| Set problem |
Lines holding the string "this" are the ones to copy; find them all in the data.

| Dataset records on visual material |

——

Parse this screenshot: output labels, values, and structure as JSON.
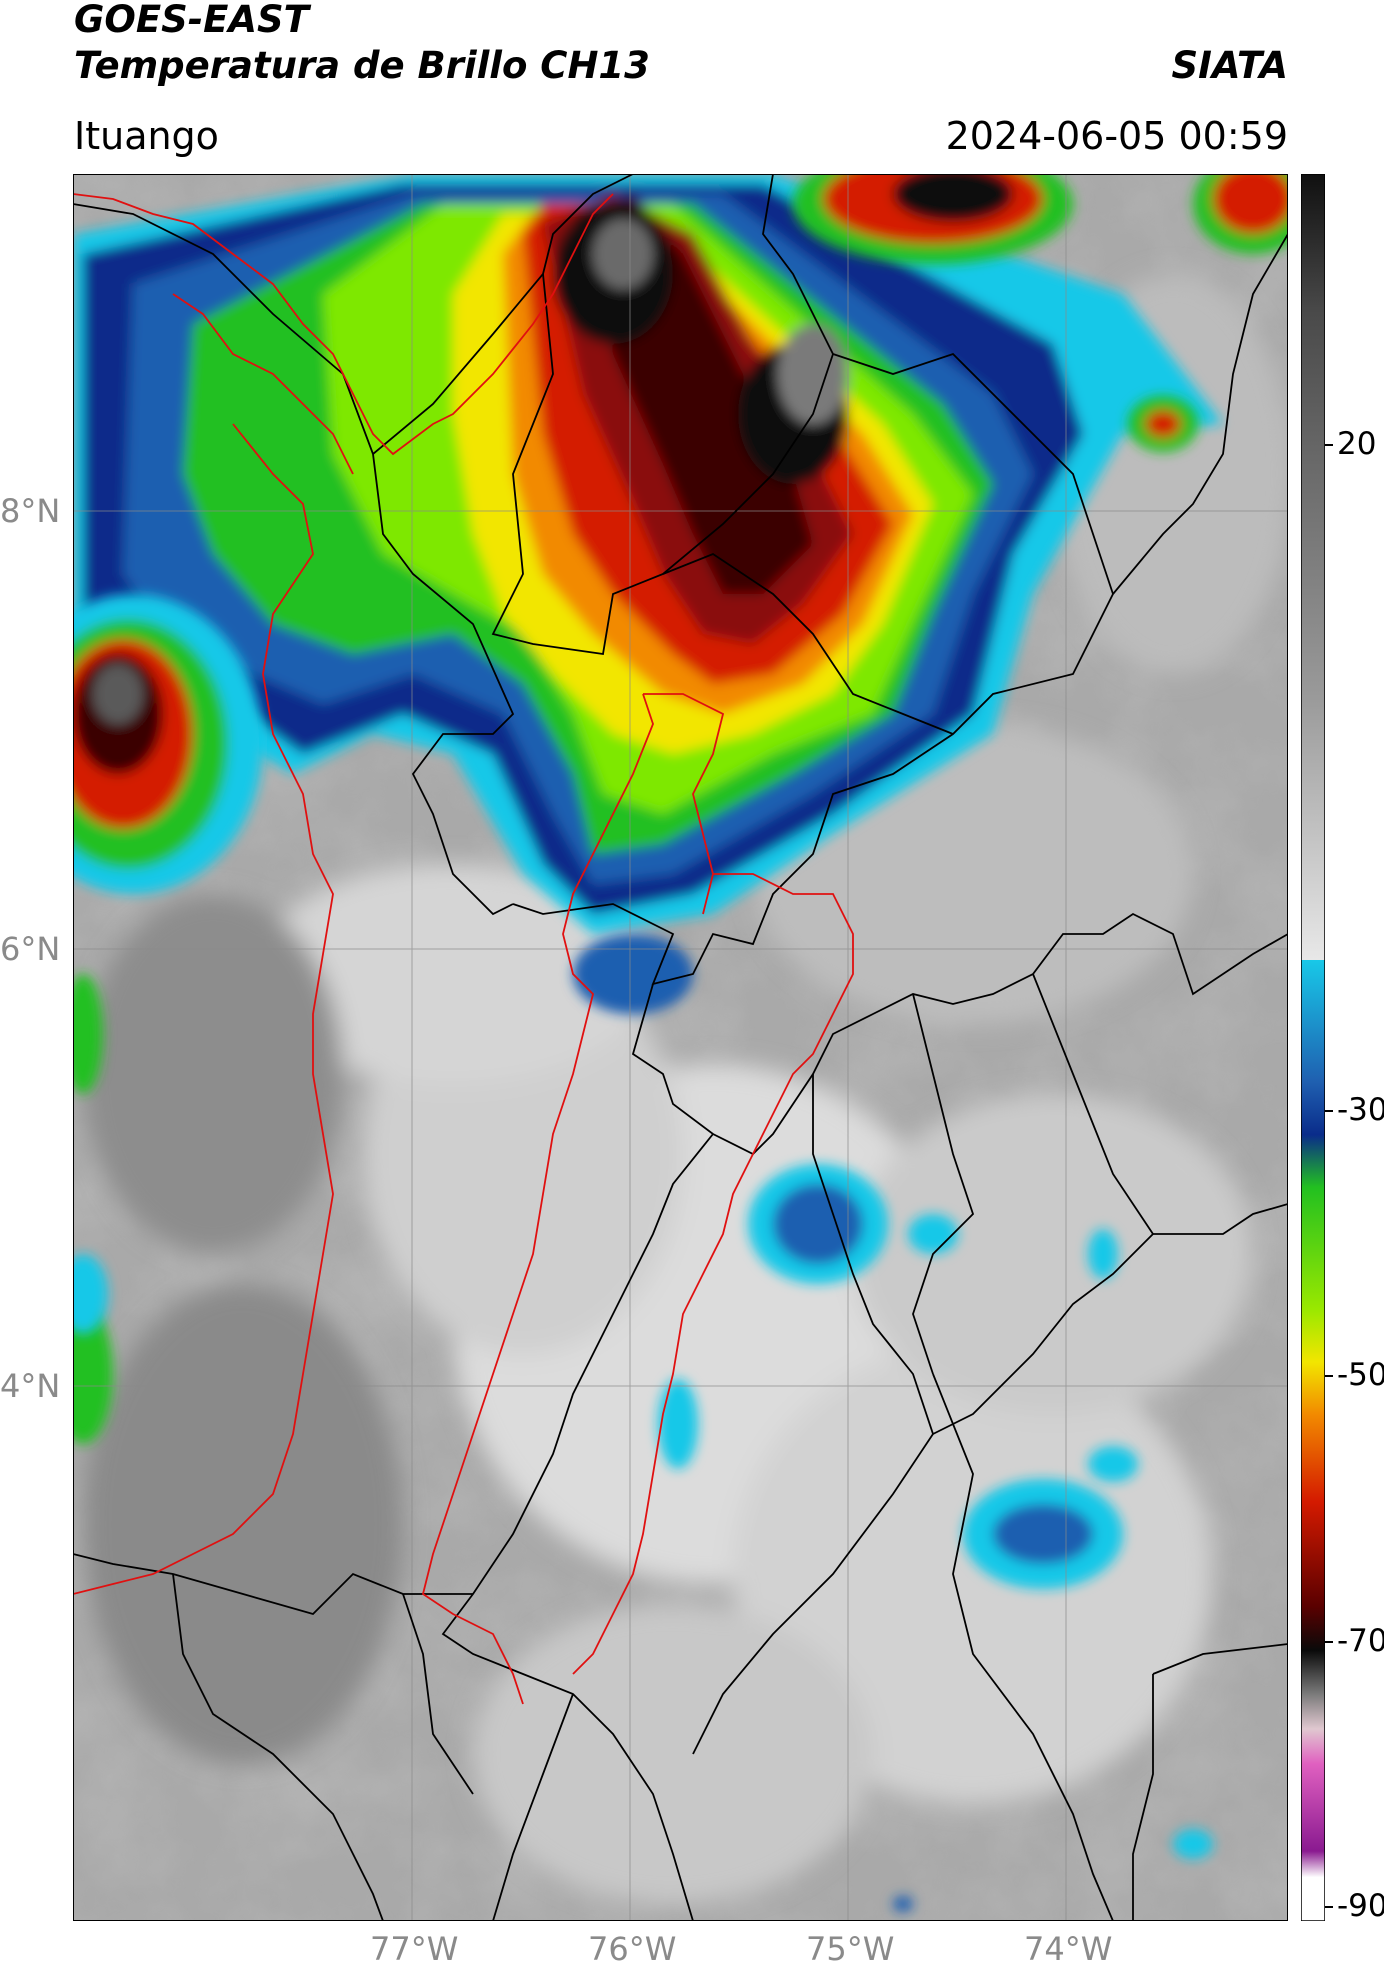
{
  "header": {
    "satellite": "GOES-EAST",
    "product": "Temperatura de Brillo CH13",
    "organization": "SIATA",
    "region": "Ituango",
    "timestamp": "2024-06-05 00:59"
  },
  "map": {
    "lat_labels": [
      "8°N",
      "6°N",
      "4°N"
    ],
    "lon_labels": [
      "77°W",
      "76°W",
      "75°W",
      "74°W"
    ],
    "extent_lon": [
      -78.55,
      -72.55
    ],
    "extent_lat": [
      2.25,
      9.55
    ]
  },
  "colorbar": {
    "tick_labels": [
      "20",
      "-30",
      "-50",
      "-70",
      "-90"
    ],
    "colors": {
      "warm_gray": "#8a8a8a",
      "light": "#f2f2f2",
      "cyan": "#18c8e8",
      "blue": "#0a2c8a",
      "green": "#22c020",
      "yellow": "#f2e600",
      "orange": "#f28a00",
      "red": "#d41a00",
      "dark_red": "#3a0000",
      "black": "#0a0a0a",
      "pink": "#e060c0",
      "purple": "#8a1a90"
    }
  },
  "lines": {
    "borders_color": "#000000",
    "rivers_color": "#e01010"
  }
}
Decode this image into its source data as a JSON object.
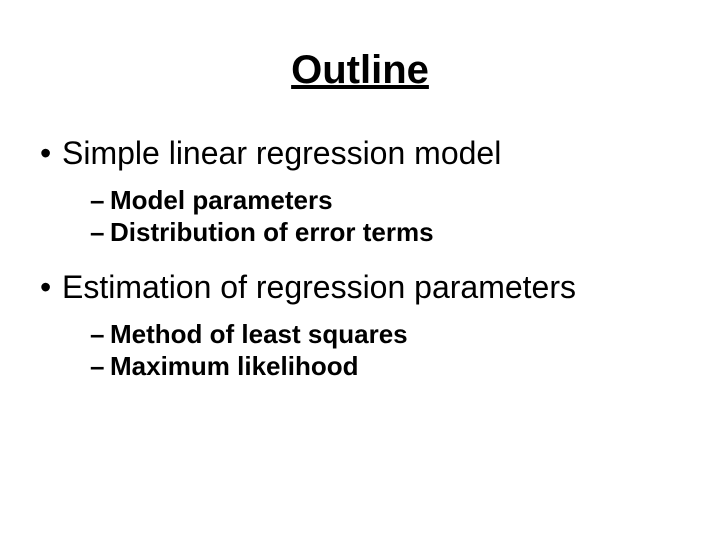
{
  "title": "Outline",
  "bullets": [
    {
      "text": "Simple linear regression model",
      "subs": [
        "Model parameters",
        "Distribution of error terms"
      ]
    },
    {
      "text": "Estimation of regression parameters",
      "subs": [
        "Method of least squares",
        "Maximum likelihood"
      ]
    }
  ],
  "style": {
    "background_color": "#ffffff",
    "text_color": "#000000",
    "title_fontsize": 40,
    "title_underline": true,
    "title_bold": true,
    "bullet_fontsize": 32,
    "bullet_marker": "•",
    "sub_fontsize": 26,
    "sub_bold": true,
    "sub_marker": "–",
    "font_family": "Arial"
  }
}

——

| The result |
Parse this screenshot: output labels, values, and structure as JSON.
Decode this image into its source data as a JSON object.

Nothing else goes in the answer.